*Work instructions*. Everything from the line that contains "Give me a plain-text" through the final line of the records should be written out exactly, and nothing outside that span.
***
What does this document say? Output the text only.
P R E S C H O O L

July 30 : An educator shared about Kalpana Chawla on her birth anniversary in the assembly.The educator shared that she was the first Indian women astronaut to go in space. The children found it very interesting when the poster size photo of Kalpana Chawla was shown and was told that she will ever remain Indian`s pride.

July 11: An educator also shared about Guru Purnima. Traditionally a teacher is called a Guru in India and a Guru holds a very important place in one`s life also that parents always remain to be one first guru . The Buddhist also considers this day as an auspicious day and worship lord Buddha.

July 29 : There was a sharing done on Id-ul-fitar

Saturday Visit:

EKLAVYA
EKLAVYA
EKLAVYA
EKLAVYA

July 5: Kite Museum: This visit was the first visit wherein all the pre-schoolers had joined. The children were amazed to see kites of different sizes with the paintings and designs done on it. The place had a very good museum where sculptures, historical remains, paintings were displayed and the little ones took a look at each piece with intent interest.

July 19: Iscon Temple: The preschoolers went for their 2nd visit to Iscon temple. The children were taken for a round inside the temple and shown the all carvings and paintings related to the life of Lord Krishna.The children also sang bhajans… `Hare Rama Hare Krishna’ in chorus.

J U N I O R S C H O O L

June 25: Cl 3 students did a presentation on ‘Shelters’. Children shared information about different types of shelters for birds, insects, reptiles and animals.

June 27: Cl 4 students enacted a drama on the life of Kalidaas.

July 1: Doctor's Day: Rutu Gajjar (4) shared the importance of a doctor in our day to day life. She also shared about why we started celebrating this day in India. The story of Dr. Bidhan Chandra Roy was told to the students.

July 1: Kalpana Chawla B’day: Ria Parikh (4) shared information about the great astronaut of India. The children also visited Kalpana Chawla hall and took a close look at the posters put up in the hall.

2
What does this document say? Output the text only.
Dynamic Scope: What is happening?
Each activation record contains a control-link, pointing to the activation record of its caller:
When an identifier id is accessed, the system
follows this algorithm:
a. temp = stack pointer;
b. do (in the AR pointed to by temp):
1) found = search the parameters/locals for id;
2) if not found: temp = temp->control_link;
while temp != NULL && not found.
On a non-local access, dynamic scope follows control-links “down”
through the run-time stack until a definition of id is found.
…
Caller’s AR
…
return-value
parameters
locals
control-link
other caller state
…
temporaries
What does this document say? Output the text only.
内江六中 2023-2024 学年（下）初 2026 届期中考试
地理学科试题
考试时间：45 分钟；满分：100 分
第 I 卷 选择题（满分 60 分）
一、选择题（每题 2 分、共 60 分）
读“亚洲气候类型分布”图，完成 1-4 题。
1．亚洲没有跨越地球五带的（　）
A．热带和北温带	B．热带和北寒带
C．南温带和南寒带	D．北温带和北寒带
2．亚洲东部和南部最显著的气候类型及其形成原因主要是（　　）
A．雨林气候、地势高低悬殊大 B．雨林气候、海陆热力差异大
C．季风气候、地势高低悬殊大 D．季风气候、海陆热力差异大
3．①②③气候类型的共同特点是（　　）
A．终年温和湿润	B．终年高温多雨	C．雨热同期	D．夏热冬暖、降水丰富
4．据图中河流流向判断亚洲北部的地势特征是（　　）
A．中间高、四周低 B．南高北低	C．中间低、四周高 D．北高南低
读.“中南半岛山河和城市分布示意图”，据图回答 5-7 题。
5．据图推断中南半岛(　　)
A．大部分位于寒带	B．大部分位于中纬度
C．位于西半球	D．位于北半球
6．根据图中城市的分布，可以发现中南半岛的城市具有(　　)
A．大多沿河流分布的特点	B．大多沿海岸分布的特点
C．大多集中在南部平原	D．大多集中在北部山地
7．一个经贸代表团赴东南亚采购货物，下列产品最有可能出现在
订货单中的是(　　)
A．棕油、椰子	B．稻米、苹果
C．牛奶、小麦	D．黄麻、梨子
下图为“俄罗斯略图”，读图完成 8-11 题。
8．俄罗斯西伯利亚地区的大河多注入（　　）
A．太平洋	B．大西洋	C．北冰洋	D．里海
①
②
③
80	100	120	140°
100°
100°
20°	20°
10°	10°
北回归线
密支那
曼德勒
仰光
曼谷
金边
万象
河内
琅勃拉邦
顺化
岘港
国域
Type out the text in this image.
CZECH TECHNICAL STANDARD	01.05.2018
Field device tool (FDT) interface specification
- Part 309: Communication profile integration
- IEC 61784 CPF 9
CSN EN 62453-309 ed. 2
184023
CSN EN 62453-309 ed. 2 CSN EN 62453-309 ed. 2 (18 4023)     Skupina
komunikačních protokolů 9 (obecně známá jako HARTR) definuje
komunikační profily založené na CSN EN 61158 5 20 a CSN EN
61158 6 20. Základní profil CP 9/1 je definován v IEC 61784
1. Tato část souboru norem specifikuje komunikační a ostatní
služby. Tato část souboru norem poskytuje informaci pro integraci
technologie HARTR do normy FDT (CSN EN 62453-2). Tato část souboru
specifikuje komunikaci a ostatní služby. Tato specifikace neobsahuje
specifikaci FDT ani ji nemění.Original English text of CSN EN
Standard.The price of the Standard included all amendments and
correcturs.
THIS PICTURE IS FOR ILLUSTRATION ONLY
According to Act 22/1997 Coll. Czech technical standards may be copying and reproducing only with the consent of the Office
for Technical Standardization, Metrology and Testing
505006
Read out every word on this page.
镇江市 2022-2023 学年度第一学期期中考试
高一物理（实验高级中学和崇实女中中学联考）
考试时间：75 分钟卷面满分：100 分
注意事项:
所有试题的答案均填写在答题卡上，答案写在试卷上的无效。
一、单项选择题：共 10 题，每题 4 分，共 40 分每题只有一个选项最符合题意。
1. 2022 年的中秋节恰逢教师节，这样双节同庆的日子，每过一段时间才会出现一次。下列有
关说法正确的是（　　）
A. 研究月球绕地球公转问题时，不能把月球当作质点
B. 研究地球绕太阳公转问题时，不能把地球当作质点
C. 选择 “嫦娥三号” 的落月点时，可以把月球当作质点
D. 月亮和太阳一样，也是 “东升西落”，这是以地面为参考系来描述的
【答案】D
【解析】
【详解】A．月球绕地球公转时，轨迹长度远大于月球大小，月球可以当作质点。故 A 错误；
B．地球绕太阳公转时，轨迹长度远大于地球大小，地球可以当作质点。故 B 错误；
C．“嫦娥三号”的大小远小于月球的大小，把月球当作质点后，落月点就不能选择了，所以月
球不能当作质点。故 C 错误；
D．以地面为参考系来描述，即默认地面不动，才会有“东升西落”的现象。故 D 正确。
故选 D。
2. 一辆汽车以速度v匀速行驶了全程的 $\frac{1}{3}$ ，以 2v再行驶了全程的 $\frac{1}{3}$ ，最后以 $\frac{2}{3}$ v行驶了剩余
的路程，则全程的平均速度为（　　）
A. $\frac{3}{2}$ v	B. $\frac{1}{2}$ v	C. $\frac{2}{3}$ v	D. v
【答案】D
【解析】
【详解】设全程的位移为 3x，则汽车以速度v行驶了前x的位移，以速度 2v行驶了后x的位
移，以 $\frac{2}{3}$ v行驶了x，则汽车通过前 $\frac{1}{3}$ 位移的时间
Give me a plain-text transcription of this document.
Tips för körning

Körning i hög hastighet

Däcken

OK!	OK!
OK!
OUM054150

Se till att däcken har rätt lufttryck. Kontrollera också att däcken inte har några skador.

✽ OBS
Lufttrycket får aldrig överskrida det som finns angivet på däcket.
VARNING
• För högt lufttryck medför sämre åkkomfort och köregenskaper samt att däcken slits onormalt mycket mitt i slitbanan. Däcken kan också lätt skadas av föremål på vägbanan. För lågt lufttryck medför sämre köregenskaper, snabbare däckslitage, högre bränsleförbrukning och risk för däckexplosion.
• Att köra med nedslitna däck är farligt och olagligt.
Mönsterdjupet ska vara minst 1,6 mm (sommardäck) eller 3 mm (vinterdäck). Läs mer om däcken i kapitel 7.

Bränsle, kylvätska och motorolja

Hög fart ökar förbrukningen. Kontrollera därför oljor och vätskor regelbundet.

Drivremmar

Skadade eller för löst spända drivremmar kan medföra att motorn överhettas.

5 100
***
*Result of the exercise*.
Give me a plain-text transcription of this document.
Tips för körning

Körning i hög hastighet

Däcken

OK!	OK!
OK!
OUM054150

Se till att däcken har rätt lufttryck. Kontrollera också att däcken inte har några skador.

✽ OBS
Lufttrycket får aldrig överskrida det som finns angivet på däcket.
VARNING
• För högt lufttryck medför sämre åkkomfort och köregenskaper samt att däcken slits onormalt mycket mitt i slitbanan. Däcken kan också lätt skadas av föremål på vägbanan. För lågt lufttryck medför sämre köregenskaper, snabbare däckslitage, högre bränsleförbrukning och risk för däckexplosion.
• Att köra med nedslitna däck är farligt och olagligt.
Mönsterdjupet ska vara minst 1,6 mm (sommardäck) eller 3 mm (vinterdäck). Läs mer om däcken i kapitel 7.

Bränsle, kylvätska och motorolja

Hög fart ökar förbrukningen. Kontrollera därför oljor och vätskor regelbundet.

Drivremmar

Skadade eller för löst spända drivremmar kan medföra att motorn överhettas.

5 100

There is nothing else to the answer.